• [PROBLEM REQUIREMENTS]
Take the material and output all of it exactly.

-------- SOURCE RECORDS

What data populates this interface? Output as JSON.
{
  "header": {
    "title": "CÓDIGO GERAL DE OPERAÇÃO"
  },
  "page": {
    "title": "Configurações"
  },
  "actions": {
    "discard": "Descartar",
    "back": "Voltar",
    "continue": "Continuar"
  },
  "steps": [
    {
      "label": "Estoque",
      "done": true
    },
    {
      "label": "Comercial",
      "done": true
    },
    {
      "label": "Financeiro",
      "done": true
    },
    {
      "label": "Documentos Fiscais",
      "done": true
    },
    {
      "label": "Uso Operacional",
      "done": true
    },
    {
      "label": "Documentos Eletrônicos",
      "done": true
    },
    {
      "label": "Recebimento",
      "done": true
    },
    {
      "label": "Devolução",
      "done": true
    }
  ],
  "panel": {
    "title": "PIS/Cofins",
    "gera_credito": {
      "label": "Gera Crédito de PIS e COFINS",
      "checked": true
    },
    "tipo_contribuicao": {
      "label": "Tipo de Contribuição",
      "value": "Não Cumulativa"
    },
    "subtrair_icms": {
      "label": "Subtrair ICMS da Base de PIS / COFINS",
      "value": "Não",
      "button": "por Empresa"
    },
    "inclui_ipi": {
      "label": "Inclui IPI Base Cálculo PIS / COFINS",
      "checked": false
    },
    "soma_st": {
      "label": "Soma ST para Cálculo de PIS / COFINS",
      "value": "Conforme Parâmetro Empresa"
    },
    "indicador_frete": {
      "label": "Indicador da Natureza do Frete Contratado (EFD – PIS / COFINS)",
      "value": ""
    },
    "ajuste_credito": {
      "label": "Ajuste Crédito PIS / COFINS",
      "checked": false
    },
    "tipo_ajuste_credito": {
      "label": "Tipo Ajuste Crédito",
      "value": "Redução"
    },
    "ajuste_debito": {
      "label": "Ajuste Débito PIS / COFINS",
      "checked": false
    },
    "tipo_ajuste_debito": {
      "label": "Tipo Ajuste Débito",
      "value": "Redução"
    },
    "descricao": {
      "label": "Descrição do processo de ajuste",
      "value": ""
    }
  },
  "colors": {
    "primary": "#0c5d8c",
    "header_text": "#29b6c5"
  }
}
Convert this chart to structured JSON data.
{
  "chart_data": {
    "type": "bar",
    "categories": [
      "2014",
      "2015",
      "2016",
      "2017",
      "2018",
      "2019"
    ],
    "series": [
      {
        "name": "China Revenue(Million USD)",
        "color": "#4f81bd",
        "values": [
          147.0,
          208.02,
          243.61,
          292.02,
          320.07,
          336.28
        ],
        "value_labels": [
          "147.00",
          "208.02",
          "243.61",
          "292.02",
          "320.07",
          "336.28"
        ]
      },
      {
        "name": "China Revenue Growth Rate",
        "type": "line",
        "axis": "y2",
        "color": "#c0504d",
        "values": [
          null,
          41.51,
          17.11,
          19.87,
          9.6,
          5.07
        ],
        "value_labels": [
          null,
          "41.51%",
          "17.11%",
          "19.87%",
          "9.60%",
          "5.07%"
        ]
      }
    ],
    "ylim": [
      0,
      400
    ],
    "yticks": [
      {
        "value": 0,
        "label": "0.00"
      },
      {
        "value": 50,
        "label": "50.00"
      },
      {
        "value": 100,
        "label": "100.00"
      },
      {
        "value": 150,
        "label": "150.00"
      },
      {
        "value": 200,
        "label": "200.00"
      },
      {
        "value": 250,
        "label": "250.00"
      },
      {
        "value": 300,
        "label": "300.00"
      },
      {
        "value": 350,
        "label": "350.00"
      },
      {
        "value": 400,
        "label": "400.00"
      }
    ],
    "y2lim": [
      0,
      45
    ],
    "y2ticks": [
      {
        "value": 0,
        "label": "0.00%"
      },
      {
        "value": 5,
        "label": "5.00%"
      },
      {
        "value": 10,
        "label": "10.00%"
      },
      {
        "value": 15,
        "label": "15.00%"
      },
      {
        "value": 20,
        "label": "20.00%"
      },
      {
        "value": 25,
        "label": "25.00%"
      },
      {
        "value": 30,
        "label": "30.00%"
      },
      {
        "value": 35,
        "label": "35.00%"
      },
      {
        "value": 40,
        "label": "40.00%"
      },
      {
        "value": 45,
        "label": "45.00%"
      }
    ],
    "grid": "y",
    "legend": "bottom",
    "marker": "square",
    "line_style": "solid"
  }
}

----------------

• [SOLVED PROBLEM]
What data populates this interface? Output as JSON.
{
  "header": {
    "title": "CÓDIGO GERAL DE OPERAÇÃO"
  },
  "page": {
    "title": "Configurações"
  },
  "actions": {
    "discard": "Descartar",
    "back": "Voltar",
    "continue": "Continuar"
  },
  "steps": [
    {
      "label": "Estoque",
      "done": true
    },
    {
      "label": "Comercial",
      "done": true
    },
    {
      "label": "Financeiro",
      "done": true
    },
    {
      "label": "Documentos Fiscais",
      "done": true
    },
    {
      "label": "Uso Operacional",
      "done": true
    },
    {
      "label": "Documentos Eletrônicos",
      "done": true
    },
    {
      "label": "Recebimento",
      "done": true
    },
    {
      "label": "Devolução",
      "done": true
    }
  ],
  "panel": {
    "title": "PIS/Cofins",
    "gera_credito": {
      "label": "Gera Crédito de PIS e COFINS",
      "checked": true
    },
    "tipo_contribuicao": {
      "label": "Tipo de Contribuição",
      "value": "Não Cumulativa"
    },
    "subtrair_icms": {
      "label": "Subtrair ICMS da Base de PIS / COFINS",
      "value": "Não",
      "button": "por Empresa"
    },
    "inclui_ipi": {
      "label": "Inclui IPI Base Cálculo PIS / COFINS",
      "checked": false
    },
    "soma_st": {
      "label": "Soma ST para Cálculo de PIS / COFINS",
      "value": "Conforme Parâmetro Empresa"
    },
    "indicador_frete": {
      "label": "Indicador da Natureza do Frete Contratado (EFD – PIS / COFINS)",
      "value": ""
    },
    "ajuste_credito": {
      "label": "Ajuste Crédito PIS / COFINS",
      "checked": false
    },
    "tipo_ajuste_credito": {
      "label": "Tipo Ajuste Crédito",
      "value": "Redução"
    },
    "ajuste_debito": {
      "label": "Ajuste Débito PIS / COFINS",
      "checked": false
    },
    "tipo_ajuste_debito": {
      "label": "Tipo Ajuste Débito",
      "value": "Redução"
    },
    "descricao": {
      "label": "Descrição do processo de ajuste",
      "value": ""
    }
  },
  "colors": {
    "primary": "#0c5d8c",
    "header_text": "#29b6c5"
  }
}
Convert this chart to structured JSON data.
{
  "chart_data": {
    "type": "bar",
    "categories": [
      "2014",
      "2015",
      "2016",
      "2017",
      "2018",
      "2019"
    ],
    "series": [
      {
        "name": "China Revenue(Million USD)",
        "color": "#4f81bd",
        "values": [
          147.0,
          208.02,
          243.61,
          292.02,
          320.07,
          336.28
        ],
        "value_labels": [
          "147.00",
          "208.02",
          "243.61",
          "292.02",
          "320.07",
          "336.28"
        ]
      },
      {
        "name": "China Revenue Growth Rate",
        "type": "line",
        "axis": "y2",
        "color": "#c0504d",
        "values": [
          null,
          41.51,
          17.11,
          19.87,
          9.6,
          5.07
        ],
        "value_labels": [
          null,
          "41.51%",
          "17.11%",
          "19.87%",
          "9.60%",
          "5.07%"
        ]
      }
    ],
    "ylim": [
      0,
      400
    ],
    "yticks": [
      {
        "value": 0,
        "label": "0.00"
      },
      {
        "value": 50,
        "label": "50.00"
      },
      {
        "value": 100,
        "label": "100.00"
      },
      {
        "value": 150,
        "label": "150.00"
      },
      {
        "value": 200,
        "label": "200.00"
      },
      {
        "value": 250,
        "label": "250.00"
      },
      {
        "value": 300,
        "label": "300.00"
      },
      {
        "value": 350,
        "label": "350.00"
      },
      {
        "value": 400,
        "label": "400.00"
      }
    ],
    "y2lim": [
      0,
      45
    ],
    "y2ticks": [
      {
        "value": 0,
        "label": "0.00%"
      },
      {
        "value": 5,
        "label": "5.00%"
      },
      {
        "value": 10,
        "label": "10.00%"
      },
      {
        "value": 15,
        "label": "15.00%"
      },
      {
        "value": 20,
        "label": "20.00%"
      },
      {
        "value": 25,
        "label": "25.00%"
      },
      {
        "value": 30,
        "label": "30.00%"
      },
      {
        "value": 35,
        "label": "35.00%"
      },
      {
        "value": 40,
        "label": "40.00%"
      },
      {
        "value": 45,
        "label": "45.00%"
      }
    ],
    "grid": "y",
    "legend": "bottom",
    "marker": "square",
    "line_style": "solid"
  }
}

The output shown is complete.